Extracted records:
---------------

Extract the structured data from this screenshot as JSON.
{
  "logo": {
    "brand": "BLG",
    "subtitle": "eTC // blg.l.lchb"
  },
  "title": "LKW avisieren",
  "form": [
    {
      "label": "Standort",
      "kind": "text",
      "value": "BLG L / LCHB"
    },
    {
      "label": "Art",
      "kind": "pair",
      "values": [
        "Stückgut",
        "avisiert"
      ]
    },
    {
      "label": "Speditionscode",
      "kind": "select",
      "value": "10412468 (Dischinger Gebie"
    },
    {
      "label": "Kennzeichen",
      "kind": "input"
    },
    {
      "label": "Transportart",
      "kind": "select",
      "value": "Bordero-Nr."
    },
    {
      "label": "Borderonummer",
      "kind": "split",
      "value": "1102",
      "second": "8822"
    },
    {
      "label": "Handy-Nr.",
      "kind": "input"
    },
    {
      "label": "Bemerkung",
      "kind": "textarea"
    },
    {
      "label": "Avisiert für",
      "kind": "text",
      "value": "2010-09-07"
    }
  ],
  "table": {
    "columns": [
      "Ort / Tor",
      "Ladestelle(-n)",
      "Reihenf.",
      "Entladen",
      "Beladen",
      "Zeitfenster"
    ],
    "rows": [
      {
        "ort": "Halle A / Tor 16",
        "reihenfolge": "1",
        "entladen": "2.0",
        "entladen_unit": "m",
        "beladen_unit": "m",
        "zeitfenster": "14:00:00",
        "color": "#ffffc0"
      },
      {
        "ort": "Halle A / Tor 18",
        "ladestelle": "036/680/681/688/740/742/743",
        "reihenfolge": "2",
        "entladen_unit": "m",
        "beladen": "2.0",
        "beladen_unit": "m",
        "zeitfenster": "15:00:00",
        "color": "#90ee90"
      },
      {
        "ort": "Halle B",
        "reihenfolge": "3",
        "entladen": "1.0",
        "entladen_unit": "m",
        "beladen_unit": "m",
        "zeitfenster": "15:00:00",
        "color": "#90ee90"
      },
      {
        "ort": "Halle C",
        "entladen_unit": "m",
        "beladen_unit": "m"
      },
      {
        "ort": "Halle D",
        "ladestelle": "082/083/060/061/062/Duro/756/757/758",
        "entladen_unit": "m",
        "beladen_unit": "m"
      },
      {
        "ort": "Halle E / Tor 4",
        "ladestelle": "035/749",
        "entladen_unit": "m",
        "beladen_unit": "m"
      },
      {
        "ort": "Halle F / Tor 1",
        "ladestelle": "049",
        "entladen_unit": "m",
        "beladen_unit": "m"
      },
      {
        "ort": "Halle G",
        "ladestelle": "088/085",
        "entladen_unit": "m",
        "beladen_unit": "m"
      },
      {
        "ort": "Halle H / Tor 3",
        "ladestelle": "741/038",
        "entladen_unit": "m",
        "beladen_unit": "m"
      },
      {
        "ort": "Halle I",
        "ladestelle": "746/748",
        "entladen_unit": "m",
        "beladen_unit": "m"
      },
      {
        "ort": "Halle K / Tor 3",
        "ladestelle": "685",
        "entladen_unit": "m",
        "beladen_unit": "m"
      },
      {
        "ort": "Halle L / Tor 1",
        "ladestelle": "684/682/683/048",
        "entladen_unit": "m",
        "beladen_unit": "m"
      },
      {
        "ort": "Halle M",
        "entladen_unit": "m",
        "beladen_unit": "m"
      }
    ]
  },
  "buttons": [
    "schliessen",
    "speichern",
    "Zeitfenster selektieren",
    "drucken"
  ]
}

---------------

Task: Pull out each line of the records holding the string "label".

Response to this task:
      "label": "Standort",
      "label": "Art",
      "label": "Speditionscode",
      "label": "Kennzeichen",
      "label": "Transportart",
      "label": "Borderonummer",
      "label": "Handy-Nr.",
      "label": "Bemerkung",
      "label": "Avisiert für",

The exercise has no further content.